**Your goal**
Identify the lines that contain the word "color", then copy them.

** Begin Data section **

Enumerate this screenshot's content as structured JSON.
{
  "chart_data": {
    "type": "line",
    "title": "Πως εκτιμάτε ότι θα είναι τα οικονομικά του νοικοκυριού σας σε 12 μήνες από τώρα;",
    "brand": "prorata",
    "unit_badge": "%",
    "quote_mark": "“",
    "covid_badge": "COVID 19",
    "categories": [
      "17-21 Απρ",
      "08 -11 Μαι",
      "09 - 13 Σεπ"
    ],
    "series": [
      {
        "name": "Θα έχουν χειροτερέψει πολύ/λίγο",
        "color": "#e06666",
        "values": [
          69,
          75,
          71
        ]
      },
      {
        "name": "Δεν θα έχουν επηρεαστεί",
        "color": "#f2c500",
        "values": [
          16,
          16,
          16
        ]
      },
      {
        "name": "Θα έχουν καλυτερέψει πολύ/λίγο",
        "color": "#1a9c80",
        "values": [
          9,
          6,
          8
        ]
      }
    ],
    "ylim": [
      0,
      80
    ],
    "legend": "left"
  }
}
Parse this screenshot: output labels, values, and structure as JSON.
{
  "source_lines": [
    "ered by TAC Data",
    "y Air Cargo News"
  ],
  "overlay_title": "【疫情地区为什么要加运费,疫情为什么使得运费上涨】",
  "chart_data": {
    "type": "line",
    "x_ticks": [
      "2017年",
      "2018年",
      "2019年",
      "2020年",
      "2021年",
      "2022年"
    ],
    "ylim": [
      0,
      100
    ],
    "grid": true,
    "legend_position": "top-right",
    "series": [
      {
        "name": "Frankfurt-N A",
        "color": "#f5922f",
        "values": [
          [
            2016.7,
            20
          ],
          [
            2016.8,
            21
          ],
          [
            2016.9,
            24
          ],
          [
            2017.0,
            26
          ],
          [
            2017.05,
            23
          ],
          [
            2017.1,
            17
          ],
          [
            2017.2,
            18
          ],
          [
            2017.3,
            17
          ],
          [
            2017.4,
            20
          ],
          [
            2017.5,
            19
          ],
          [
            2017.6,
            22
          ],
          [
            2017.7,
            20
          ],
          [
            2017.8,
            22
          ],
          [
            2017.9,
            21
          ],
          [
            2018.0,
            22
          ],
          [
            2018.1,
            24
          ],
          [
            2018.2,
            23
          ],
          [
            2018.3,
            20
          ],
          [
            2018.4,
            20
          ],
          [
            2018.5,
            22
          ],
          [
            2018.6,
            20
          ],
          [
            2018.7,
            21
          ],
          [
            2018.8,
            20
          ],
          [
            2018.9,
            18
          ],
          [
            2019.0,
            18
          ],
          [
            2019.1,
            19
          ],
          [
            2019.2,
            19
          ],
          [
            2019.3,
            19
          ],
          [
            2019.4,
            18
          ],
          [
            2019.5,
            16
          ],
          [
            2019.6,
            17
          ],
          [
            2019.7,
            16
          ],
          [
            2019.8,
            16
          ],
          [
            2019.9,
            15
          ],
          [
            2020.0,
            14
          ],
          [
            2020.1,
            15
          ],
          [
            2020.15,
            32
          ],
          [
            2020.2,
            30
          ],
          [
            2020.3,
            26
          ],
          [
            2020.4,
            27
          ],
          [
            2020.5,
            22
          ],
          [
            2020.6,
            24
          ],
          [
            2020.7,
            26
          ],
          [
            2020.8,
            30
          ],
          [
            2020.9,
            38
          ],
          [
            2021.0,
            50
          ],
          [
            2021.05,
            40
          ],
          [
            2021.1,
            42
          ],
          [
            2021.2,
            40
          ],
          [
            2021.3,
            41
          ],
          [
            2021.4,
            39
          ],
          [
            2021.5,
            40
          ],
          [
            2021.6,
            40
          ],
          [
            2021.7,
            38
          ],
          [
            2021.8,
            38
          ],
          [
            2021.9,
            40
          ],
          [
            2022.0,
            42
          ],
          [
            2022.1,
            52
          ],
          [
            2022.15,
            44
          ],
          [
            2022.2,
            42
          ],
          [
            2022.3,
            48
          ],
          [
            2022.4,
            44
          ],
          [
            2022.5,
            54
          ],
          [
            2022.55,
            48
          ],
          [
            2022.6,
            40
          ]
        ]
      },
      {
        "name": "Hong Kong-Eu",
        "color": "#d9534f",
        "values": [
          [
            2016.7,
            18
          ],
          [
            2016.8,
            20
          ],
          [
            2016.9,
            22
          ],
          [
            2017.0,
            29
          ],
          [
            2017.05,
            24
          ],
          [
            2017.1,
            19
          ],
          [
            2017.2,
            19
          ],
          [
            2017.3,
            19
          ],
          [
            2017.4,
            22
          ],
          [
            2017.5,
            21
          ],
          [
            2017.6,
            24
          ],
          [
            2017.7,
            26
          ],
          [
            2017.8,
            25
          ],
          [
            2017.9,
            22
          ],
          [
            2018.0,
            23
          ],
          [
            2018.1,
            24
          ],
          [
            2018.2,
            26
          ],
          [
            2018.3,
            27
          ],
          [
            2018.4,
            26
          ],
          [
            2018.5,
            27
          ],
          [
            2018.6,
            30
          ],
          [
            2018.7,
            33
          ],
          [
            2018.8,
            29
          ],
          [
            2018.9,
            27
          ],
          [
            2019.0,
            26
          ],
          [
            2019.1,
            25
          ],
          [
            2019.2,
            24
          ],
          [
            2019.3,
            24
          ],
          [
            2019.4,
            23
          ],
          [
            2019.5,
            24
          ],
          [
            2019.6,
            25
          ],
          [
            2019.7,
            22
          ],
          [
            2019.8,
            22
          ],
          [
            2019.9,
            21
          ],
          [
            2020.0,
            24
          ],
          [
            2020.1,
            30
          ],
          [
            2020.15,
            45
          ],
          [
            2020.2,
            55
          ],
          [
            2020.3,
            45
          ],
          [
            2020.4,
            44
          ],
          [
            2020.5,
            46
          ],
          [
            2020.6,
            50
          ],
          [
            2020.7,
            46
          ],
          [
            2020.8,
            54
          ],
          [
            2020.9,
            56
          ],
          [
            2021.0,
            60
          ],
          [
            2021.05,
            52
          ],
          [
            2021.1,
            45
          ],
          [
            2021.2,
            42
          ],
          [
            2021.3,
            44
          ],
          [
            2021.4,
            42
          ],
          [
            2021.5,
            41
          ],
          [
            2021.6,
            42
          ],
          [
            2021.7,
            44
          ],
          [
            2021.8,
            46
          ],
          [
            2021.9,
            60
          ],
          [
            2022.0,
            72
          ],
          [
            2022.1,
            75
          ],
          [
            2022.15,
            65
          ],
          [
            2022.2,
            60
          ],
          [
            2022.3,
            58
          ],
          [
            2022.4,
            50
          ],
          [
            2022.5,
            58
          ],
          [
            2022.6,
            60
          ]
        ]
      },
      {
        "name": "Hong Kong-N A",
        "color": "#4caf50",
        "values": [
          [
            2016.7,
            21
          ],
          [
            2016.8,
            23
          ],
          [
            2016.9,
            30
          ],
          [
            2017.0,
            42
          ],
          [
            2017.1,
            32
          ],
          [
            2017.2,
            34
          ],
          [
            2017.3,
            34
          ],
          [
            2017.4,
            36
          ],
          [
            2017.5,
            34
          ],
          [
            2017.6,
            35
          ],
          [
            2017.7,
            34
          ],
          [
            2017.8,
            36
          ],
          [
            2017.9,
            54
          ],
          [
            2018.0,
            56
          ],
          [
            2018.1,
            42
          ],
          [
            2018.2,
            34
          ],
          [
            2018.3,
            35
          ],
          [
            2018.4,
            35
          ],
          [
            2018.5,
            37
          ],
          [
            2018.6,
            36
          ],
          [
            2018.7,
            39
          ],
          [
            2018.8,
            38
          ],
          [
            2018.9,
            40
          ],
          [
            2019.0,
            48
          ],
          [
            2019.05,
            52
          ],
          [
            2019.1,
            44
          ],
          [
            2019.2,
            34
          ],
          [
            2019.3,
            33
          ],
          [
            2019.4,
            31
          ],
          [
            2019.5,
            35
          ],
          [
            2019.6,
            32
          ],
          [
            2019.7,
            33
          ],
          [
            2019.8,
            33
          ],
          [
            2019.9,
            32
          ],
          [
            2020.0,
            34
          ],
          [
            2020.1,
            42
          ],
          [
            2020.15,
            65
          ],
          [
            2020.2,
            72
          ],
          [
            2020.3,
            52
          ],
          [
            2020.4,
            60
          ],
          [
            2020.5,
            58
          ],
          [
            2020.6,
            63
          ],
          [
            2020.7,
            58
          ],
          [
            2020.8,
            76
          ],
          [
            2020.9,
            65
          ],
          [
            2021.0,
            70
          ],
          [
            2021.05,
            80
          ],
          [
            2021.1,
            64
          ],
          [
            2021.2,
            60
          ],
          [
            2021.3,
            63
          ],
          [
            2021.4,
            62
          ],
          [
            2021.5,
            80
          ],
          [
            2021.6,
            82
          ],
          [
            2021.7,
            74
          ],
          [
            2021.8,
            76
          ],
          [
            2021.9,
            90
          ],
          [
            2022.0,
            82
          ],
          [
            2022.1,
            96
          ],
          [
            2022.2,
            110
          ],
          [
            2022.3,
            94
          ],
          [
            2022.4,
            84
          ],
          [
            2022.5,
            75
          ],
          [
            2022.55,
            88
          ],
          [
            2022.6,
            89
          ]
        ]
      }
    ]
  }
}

** End Data section **

**Written solution**
        "color": "#e06666",
        "color": "#f2c500",
        "color": "#1a9c80",
        "color": "#f5922f",
        "color": "#d9534f",
        "color": "#4caf50",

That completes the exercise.